Константин Михайлович приводил немало других реплик, резюме, указаний Сталина по различным поводам, нередко действительно поражавших, во всяком случае в мастерском пересказе Симонова, неожиданностью и какой-то даже своеобразной мудростью, которой он и теперь, когда у него уже не оставалось никаких романтических иллюзий в отношении этой фигуры, не мог не воздать должное, следуя своей обостренной до предела добросовестности. Что же касается той опасности, которую, по свидетельству моего собеседника, Сталин нес в себе ежедневно и ежечасно для каждого из тех, кто с ним соприкасался, то в ту давнюю пору она, как мне представлялось, выглядела в глазах Симонова стихией характера, которая капризна и может и одарить и покарать в одно и то же время.

= = = =

Задача для выполнения. Воспроизведите без изменений все, что в отрывке о Симонове идет от слов «Константин Михайлович приводил» до слов «то же время.» включительно. Приведенные далее позиции не имеют отношения к отрывку о Симонове.

Позиции из набора данных:
= = = =

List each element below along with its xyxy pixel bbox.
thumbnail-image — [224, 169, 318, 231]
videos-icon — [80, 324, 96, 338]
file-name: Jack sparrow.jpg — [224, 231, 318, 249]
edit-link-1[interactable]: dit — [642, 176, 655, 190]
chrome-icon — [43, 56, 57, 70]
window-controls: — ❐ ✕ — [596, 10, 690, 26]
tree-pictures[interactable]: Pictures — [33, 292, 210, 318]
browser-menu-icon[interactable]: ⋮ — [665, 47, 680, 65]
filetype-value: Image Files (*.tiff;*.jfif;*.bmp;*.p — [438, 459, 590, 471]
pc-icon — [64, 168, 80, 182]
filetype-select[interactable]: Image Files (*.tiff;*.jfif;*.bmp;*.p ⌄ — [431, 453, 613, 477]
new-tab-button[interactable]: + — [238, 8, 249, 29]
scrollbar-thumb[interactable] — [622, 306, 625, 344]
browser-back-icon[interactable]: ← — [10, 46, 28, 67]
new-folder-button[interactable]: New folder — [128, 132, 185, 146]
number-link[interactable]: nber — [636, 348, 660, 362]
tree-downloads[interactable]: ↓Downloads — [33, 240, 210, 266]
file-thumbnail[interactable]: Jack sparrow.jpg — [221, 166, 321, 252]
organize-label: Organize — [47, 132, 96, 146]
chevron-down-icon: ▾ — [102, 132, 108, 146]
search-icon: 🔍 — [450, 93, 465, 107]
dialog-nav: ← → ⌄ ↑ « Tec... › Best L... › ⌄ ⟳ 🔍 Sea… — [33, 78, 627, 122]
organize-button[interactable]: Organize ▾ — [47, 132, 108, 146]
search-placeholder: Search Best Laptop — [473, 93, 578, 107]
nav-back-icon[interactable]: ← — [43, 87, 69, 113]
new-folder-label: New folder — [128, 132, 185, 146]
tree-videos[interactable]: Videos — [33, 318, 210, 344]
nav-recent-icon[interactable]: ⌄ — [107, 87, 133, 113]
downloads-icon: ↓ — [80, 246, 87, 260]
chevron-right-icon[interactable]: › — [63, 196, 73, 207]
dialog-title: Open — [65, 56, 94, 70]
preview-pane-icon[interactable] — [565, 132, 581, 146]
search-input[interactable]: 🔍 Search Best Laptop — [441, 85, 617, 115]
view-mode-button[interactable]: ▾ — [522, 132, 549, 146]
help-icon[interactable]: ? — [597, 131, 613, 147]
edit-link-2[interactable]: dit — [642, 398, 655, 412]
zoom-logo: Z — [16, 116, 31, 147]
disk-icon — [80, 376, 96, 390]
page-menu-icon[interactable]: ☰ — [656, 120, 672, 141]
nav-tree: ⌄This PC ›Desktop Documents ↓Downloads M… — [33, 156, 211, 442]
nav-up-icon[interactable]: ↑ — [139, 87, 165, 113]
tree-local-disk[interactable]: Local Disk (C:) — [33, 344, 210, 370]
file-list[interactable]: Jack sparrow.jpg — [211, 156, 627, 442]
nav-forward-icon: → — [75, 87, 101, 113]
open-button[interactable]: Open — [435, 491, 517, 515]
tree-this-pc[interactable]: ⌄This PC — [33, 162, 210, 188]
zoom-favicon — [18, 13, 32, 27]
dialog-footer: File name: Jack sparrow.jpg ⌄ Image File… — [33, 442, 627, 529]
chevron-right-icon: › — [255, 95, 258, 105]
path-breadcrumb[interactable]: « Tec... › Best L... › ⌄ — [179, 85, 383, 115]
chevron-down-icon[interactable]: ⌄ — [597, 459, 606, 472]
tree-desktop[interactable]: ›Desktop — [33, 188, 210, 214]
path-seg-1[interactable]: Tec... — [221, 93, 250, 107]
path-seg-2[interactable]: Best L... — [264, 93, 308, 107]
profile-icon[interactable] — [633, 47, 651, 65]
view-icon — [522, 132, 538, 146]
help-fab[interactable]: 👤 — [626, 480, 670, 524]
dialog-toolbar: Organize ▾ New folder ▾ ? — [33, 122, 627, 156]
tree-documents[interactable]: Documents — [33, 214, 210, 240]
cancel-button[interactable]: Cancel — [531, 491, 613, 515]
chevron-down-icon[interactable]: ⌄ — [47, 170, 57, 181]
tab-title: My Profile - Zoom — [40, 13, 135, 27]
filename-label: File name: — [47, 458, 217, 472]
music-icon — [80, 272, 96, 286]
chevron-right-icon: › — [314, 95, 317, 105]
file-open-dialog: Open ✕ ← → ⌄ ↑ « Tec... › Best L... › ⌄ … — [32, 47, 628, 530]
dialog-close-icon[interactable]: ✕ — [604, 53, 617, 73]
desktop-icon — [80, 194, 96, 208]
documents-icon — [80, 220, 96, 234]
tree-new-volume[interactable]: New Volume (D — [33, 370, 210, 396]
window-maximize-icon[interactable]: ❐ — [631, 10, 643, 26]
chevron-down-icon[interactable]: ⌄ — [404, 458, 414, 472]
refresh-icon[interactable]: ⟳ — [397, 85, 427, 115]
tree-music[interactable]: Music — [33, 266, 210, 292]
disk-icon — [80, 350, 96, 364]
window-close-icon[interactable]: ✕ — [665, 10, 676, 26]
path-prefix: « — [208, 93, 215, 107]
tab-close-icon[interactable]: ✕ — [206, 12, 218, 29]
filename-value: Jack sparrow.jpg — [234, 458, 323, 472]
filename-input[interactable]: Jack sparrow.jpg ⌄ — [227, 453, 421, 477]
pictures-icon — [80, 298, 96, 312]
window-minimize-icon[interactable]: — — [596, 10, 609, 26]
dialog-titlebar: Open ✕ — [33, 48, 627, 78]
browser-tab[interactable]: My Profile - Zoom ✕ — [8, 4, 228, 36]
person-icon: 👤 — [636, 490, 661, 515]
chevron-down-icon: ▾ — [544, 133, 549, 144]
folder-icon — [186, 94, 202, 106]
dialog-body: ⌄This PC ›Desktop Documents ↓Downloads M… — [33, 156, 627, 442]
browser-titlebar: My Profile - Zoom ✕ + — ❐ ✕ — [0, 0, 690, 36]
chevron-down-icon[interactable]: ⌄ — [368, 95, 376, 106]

= = = =

Выполненное задание.
Константин Михайлович приводил немало других реплик, резюме, указаний Сталина по различным поводам, нередко действительно поражавших, во всяком случае в мастерском пересказе Симонова, неожиданностью и какой-то даже своеобразной мудростью, которой он и теперь, когда у него уже не оставалось никаких романтических иллюзий в отношении этой фигуры, не мог не воздать должное, следуя своей обостренной до предела добросовестности. Что же касается той опасности, которую, по свидетельству моего собеседника, Сталин нес в себе ежедневно и ежечасно для каждого из тех, кто с ним соприкасался, то в ту давнюю пору она, как мне представлялось, выглядела в глазах Симонова стихией характера, которая капризна и может и одарить и покарать в одно и то же время.